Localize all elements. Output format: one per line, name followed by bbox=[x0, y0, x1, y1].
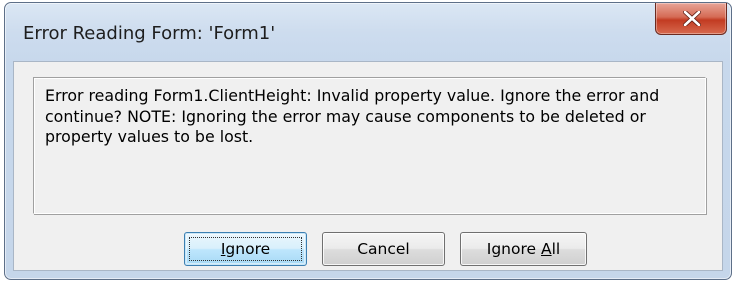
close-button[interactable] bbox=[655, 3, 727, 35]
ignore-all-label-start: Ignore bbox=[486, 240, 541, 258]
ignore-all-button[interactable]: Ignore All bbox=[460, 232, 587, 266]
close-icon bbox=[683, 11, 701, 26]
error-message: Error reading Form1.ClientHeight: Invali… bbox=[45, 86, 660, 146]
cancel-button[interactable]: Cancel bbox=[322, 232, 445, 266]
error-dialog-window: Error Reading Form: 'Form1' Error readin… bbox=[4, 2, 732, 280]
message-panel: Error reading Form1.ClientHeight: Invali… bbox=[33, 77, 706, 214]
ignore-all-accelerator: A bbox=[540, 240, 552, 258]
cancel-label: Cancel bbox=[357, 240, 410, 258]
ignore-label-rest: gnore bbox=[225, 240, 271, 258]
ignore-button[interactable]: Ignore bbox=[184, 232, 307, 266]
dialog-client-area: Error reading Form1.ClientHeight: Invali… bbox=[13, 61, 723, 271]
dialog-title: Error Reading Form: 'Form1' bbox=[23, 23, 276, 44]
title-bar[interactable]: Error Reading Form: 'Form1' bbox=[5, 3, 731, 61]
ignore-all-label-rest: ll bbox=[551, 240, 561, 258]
==
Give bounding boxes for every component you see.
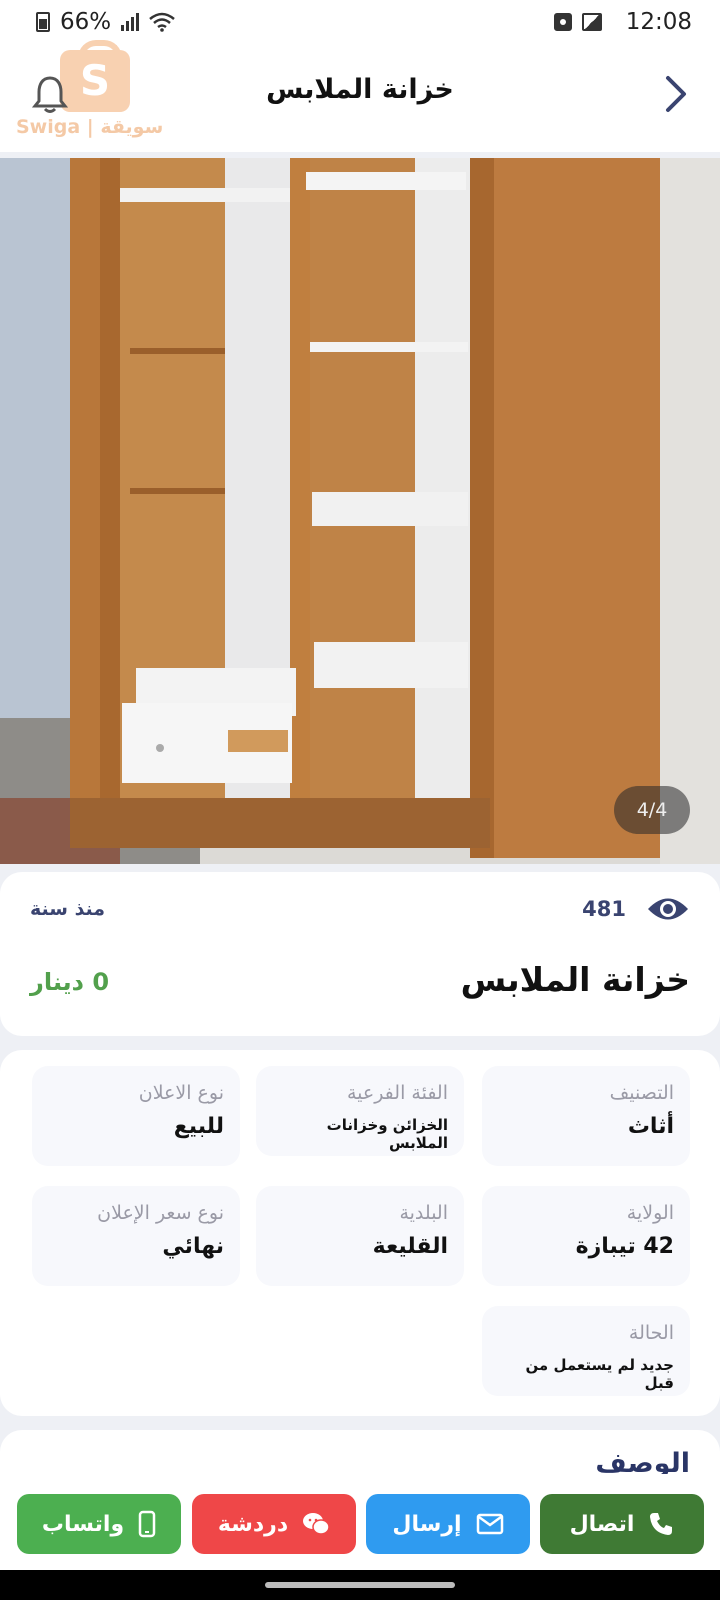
---
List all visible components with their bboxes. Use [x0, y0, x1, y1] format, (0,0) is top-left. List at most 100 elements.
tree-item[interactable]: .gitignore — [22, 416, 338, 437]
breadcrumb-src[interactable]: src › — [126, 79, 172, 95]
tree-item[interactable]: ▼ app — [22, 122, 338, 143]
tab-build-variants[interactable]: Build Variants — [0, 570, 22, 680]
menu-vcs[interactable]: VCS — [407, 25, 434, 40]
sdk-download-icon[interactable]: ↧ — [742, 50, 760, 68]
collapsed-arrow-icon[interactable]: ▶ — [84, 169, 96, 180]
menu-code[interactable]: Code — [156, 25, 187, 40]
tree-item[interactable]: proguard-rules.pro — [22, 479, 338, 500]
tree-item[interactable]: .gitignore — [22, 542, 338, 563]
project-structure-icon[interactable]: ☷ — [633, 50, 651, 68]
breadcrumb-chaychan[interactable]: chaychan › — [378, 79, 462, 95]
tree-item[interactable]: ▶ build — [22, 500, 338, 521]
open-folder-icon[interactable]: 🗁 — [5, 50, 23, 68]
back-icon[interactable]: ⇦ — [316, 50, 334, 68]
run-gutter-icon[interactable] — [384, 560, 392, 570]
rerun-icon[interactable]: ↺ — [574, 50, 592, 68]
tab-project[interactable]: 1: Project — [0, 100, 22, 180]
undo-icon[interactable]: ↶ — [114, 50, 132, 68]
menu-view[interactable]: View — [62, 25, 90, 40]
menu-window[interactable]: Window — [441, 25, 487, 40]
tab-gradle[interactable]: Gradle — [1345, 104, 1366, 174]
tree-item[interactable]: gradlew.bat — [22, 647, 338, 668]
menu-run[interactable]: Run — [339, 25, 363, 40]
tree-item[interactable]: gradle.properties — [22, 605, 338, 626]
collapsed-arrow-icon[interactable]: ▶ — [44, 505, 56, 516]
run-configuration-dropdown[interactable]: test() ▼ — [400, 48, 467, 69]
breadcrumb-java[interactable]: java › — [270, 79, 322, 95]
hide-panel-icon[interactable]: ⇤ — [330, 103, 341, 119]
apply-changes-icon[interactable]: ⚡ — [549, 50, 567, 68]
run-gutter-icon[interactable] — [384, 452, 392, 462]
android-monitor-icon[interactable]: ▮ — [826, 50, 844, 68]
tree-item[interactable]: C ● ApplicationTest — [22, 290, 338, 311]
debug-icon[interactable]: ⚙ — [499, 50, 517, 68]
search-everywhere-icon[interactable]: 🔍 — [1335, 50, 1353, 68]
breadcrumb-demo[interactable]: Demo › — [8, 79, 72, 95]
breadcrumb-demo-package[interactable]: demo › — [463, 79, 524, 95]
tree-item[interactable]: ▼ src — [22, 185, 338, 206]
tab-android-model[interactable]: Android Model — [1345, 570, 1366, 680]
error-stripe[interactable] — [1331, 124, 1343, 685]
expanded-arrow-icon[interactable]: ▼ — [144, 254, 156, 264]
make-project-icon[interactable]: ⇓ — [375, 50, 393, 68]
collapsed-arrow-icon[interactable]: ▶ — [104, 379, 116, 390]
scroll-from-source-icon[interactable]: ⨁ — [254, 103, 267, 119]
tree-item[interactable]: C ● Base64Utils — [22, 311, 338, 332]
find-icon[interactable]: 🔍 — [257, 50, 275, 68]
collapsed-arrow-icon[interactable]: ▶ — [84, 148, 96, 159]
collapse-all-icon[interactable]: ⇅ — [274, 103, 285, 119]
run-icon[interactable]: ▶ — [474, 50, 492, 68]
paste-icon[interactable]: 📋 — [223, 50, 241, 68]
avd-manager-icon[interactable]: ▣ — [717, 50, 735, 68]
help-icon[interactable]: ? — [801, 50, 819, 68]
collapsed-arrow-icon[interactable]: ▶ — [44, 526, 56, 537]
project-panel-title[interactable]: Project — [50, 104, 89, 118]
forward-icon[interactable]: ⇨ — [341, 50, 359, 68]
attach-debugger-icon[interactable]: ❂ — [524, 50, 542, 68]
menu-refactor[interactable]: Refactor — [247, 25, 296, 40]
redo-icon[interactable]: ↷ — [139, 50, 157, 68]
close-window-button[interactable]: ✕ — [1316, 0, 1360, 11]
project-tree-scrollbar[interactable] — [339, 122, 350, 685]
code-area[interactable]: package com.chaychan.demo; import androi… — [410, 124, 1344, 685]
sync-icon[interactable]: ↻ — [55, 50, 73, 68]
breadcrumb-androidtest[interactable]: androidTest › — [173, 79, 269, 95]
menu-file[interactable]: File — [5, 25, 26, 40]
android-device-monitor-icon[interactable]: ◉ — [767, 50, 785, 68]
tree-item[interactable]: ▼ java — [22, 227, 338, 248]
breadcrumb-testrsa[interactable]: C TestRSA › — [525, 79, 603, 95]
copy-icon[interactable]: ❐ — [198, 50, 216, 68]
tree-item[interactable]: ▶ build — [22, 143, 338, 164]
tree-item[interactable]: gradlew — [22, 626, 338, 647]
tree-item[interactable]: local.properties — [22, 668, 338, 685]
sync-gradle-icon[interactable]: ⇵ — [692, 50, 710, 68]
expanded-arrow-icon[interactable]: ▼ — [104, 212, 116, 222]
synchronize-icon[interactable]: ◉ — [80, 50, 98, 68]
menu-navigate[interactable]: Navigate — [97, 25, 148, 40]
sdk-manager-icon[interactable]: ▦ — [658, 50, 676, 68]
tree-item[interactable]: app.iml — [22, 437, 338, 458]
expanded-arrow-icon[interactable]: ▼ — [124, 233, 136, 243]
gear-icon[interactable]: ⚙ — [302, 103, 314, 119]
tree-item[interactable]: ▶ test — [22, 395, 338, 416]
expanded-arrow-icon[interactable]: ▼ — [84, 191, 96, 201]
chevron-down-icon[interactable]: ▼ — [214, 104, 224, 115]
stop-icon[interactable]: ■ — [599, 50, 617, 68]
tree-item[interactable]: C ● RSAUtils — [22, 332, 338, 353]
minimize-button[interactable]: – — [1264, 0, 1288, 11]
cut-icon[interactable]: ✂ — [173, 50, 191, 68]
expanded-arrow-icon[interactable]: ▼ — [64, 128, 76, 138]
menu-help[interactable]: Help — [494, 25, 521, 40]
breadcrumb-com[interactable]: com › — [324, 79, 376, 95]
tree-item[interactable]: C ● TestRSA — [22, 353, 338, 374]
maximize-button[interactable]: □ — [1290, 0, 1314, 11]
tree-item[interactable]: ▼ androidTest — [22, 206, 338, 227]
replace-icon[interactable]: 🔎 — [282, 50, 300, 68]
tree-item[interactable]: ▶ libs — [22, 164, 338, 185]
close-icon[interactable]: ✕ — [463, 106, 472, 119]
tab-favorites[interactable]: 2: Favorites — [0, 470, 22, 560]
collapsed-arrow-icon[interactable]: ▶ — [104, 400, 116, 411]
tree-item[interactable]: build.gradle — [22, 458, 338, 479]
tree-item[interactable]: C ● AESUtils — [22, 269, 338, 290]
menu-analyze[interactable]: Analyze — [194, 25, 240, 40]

» EXERCISE BRIEF
Which of the lines above contain the string "package"? Copy each of those lines in full.

» THE OUTPUT
breadcrumb-demo-package[interactable]: demo › — [463, 79, 524, 95]
code-area[interactable]: package com.chaychan.demo; import androi… — [410, 124, 1344, 685]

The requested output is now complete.